#### WHAT THE EXERCISE ASKS
Repeat the data word for word and skip the pictures.

[THE DATA Boundary: Start]

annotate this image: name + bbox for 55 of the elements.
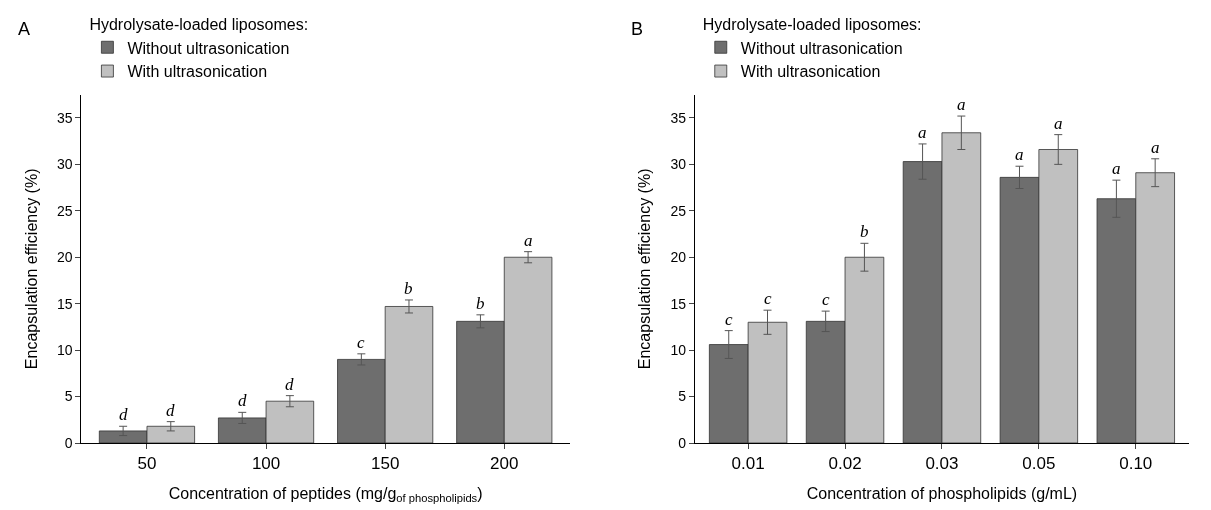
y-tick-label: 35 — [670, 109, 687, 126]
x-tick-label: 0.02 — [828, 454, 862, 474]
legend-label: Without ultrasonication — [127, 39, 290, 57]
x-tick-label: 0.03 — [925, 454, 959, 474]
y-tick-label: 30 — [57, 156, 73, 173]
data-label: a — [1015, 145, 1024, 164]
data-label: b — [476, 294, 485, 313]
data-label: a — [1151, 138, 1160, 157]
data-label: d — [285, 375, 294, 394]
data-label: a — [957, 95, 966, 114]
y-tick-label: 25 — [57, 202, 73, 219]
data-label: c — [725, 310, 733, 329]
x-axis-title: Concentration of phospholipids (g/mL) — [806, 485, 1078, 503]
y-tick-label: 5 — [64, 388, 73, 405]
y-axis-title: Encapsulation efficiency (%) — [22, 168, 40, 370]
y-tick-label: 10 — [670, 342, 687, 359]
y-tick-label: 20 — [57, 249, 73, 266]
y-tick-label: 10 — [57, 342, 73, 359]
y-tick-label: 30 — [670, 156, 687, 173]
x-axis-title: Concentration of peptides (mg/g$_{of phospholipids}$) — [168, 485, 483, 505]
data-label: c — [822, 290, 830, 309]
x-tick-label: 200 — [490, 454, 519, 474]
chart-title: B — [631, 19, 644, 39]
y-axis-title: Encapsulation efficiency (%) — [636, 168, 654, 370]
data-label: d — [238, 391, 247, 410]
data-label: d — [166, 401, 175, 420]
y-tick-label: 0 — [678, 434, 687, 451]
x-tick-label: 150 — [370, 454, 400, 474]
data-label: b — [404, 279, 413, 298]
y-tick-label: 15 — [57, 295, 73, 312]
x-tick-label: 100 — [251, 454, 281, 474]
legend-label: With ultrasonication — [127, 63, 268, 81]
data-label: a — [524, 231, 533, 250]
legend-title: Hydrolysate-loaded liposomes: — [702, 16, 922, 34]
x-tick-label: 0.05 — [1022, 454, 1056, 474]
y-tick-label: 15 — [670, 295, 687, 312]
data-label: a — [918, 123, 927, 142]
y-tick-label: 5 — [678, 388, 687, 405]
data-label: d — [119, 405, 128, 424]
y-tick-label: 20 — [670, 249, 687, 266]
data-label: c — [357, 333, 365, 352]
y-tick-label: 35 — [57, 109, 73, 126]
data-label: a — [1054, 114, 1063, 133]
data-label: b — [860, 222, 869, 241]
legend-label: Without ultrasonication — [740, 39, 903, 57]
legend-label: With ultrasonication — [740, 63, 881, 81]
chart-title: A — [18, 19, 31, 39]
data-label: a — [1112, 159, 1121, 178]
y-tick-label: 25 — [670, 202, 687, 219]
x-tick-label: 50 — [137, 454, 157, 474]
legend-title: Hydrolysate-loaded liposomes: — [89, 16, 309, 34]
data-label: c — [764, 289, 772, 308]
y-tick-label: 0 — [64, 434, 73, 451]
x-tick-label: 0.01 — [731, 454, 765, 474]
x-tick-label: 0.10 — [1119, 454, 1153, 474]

[THE DATA Boundary: End]

#### WRITTEN RESPONSE
annotate this image: name + bbox for 55 of the elements.
y-tick-label: 35 — [670, 109, 687, 126]
x-tick-label: 0.02 — [828, 454, 862, 474]
legend-label: Without ultrasonication — [127, 39, 290, 57]
x-tick-label: 0.03 — [925, 454, 959, 474]
y-tick-label: 30 — [57, 156, 73, 173]
data-label: a — [1015, 145, 1024, 164]
data-label: b — [476, 294, 485, 313]
data-label: a — [1151, 138, 1160, 157]
data-label: d — [285, 375, 294, 394]
data-label: a — [957, 95, 966, 114]
y-tick-label: 25 — [57, 202, 73, 219]
data-label: c — [725, 310, 733, 329]
x-axis-title: Concentration of phospholipids (g/mL) — [806, 485, 1078, 503]
y-tick-label: 5 — [64, 388, 73, 405]
y-axis-title: Encapsulation efficiency (%) — [22, 168, 40, 370]
y-tick-label: 10 — [670, 342, 687, 359]
y-tick-label: 20 — [57, 249, 73, 266]
y-tick-label: 10 — [57, 342, 73, 359]
y-tick-label: 30 — [670, 156, 687, 173]
x-axis-title: Concentration of peptides (mg/g$_{of phospholipids}$) — [168, 485, 483, 505]
data-label: c — [822, 290, 830, 309]
x-tick-label: 200 — [490, 454, 519, 474]
chart-title: B — [631, 19, 644, 39]
y-axis-title: Encapsulation efficiency (%) — [636, 168, 654, 370]
data-label: d — [238, 391, 247, 410]
data-label: d — [166, 401, 175, 420]
y-tick-label: 0 — [678, 434, 687, 451]
x-tick-label: 150 — [370, 454, 400, 474]
data-label: b — [404, 279, 413, 298]
y-tick-label: 15 — [57, 295, 73, 312]
x-tick-label: 100 — [251, 454, 281, 474]
legend-label: With ultrasonication — [127, 63, 268, 81]
data-label: a — [524, 231, 533, 250]
legend-title: Hydrolysate-loaded liposomes: — [702, 16, 922, 34]
x-tick-label: 0.05 — [1022, 454, 1056, 474]
y-tick-label: 15 — [670, 295, 687, 312]
data-label: a — [918, 123, 927, 142]
y-tick-label: 5 — [678, 388, 687, 405]
data-label: d — [119, 405, 128, 424]
y-tick-label: 20 — [670, 249, 687, 266]
data-label: c — [357, 333, 365, 352]
y-tick-label: 35 — [57, 109, 73, 126]
data-label: a — [1054, 114, 1063, 133]
data-label: b — [860, 222, 869, 241]
legend-label: Without ultrasonication — [740, 39, 903, 57]
legend-label: With ultrasonication — [740, 63, 881, 81]
chart-title: A — [18, 19, 31, 39]
data-label: a — [1112, 159, 1121, 178]
y-tick-label: 25 — [670, 202, 687, 219]
x-tick-label: 50 — [137, 454, 157, 474]
legend-title: Hydrolysate-loaded liposomes: — [89, 16, 309, 34]
data-label: c — [764, 289, 772, 308]
y-tick-label: 0 — [64, 434, 73, 451]
x-tick-label: 0.01 — [731, 454, 765, 474]
x-tick-label: 0.10 — [1119, 454, 1153, 474]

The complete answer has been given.